TASK OBJECTIVE: Write out the entries below once more, exactly, with the pictures left out.

[Collected data]
-- Start --

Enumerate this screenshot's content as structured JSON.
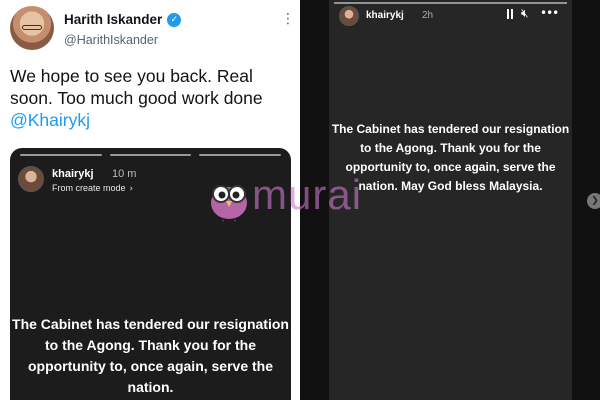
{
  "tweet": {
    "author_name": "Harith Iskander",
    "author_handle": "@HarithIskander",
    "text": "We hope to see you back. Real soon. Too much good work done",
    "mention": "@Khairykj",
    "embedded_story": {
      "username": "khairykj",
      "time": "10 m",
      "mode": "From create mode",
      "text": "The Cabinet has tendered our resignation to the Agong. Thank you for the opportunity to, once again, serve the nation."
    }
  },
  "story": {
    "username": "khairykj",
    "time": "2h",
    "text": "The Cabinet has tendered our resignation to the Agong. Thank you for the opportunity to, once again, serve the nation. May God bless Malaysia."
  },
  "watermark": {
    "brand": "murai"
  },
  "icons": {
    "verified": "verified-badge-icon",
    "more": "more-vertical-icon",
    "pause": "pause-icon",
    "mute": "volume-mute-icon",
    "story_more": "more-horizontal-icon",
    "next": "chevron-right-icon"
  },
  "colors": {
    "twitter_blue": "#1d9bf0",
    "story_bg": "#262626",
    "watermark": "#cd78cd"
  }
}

-- End --

CORRECT OUTPUT:
Enumerate this screenshot's content as structured JSON.
{
  "tweet": {
    "author_name": "Harith Iskander",
    "author_handle": "@HarithIskander",
    "text": "We hope to see you back. Real soon. Too much good work done",
    "mention": "@Khairykj",
    "embedded_story": {
      "username": "khairykj",
      "time": "10 m",
      "mode": "From create mode",
      "text": "The Cabinet has tendered our resignation to the Agong. Thank you for the opportunity to, once again, serve the nation."
    }
  },
  "story": {
    "username": "khairykj",
    "time": "2h",
    "text": "The Cabinet has tendered our resignation to the Agong. Thank you for the opportunity to, once again, serve the nation. May God bless Malaysia."
  },
  "watermark": {
    "brand": "murai"
  },
  "icons": {
    "verified": "verified-badge-icon",
    "more": "more-vertical-icon",
    "pause": "pause-icon",
    "mute": "volume-mute-icon",
    "story_more": "more-horizontal-icon",
    "next": "chevron-right-icon"
  },
  "colors": {
    "twitter_blue": "#1d9bf0",
    "story_bg": "#262626",
    "watermark": "#cd78cd"
  }
}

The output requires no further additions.